* START Data lines *
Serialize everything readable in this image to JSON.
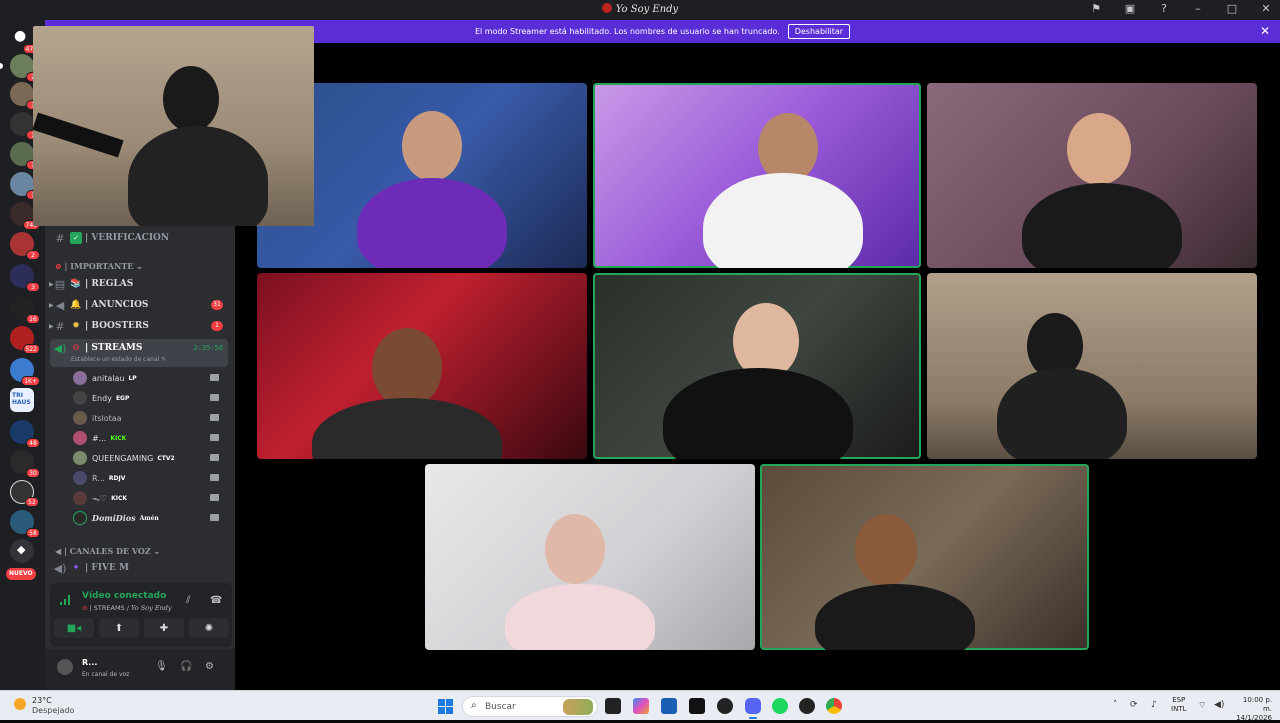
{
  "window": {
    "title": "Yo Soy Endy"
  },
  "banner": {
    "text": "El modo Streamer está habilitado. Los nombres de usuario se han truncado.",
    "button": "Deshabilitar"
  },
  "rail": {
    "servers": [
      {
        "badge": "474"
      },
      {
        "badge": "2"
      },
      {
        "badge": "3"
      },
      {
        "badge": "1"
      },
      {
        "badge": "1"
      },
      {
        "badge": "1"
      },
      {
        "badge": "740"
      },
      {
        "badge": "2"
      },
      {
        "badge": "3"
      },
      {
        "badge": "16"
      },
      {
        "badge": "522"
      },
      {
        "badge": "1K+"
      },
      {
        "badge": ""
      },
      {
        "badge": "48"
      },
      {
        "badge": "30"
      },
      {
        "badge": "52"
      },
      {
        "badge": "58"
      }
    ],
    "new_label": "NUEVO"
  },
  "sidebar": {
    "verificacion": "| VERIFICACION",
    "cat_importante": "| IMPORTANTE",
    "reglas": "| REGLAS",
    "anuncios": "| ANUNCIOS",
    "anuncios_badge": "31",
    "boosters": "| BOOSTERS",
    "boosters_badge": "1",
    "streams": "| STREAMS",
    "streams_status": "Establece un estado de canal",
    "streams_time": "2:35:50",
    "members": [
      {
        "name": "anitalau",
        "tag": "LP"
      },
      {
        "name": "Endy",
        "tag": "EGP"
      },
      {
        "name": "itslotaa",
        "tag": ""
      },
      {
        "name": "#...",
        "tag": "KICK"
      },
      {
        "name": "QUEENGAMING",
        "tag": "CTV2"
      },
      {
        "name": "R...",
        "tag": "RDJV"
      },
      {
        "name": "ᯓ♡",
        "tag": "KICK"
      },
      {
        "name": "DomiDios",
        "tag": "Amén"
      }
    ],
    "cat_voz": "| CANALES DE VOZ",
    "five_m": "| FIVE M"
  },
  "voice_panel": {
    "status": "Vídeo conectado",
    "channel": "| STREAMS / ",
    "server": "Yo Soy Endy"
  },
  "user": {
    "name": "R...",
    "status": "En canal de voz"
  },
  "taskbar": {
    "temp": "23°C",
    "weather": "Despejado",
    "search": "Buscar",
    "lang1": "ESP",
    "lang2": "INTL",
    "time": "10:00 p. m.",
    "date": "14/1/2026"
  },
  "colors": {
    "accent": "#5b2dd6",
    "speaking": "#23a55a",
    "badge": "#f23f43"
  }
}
* END Data lines *
# Requirement
Write out each line again precisely as it appears, skipping every picture.

# Answer to this task
Serialize everything readable in this image to JSON.
{
  "window": {
    "title": "Yo Soy Endy"
  },
  "banner": {
    "text": "El modo Streamer está habilitado. Los nombres de usuario se han truncado.",
    "button": "Deshabilitar"
  },
  "rail": {
    "servers": [
      {
        "badge": "474"
      },
      {
        "badge": "2"
      },
      {
        "badge": "3"
      },
      {
        "badge": "1"
      },
      {
        "badge": "1"
      },
      {
        "badge": "1"
      },
      {
        "badge": "740"
      },
      {
        "badge": "2"
      },
      {
        "badge": "3"
      },
      {
        "badge": "16"
      },
      {
        "badge": "522"
      },
      {
        "badge": "1K+"
      },
      {
        "badge": ""
      },
      {
        "badge": "48"
      },
      {
        "badge": "30"
      },
      {
        "badge": "52"
      },
      {
        "badge": "58"
      }
    ],
    "new_label": "NUEVO"
  },
  "sidebar": {
    "verificacion": "| VERIFICACION",
    "cat_importante": "| IMPORTANTE",
    "reglas": "| REGLAS",
    "anuncios": "| ANUNCIOS",
    "anuncios_badge": "31",
    "boosters": "| BOOSTERS",
    "boosters_badge": "1",
    "streams": "| STREAMS",
    "streams_status": "Establece un estado de canal",
    "streams_time": "2:35:50",
    "members": [
      {
        "name": "anitalau",
        "tag": "LP"
      },
      {
        "name": "Endy",
        "tag": "EGP"
      },
      {
        "name": "itslotaa",
        "tag": ""
      },
      {
        "name": "#...",
        "tag": "KICK"
      },
      {
        "name": "QUEENGAMING",
        "tag": "CTV2"
      },
      {
        "name": "R...",
        "tag": "RDJV"
      },
      {
        "name": "ᯓ♡",
        "tag": "KICK"
      },
      {
        "name": "DomiDios",
        "tag": "Amén"
      }
    ],
    "cat_voz": "| CANALES DE VOZ",
    "five_m": "| FIVE M"
  },
  "voice_panel": {
    "status": "Vídeo conectado",
    "channel": "| STREAMS / ",
    "server": "Yo Soy Endy"
  },
  "user": {
    "name": "R...",
    "status": "En canal de voz"
  },
  "taskbar": {
    "temp": "23°C",
    "weather": "Despejado",
    "search": "Buscar",
    "lang1": "ESP",
    "lang2": "INTL",
    "time": "10:00 p. m.",
    "date": "14/1/2026"
  },
  "colors": {
    "accent": "#5b2dd6",
    "speaking": "#23a55a",
    "badge": "#f23f43"
  }
}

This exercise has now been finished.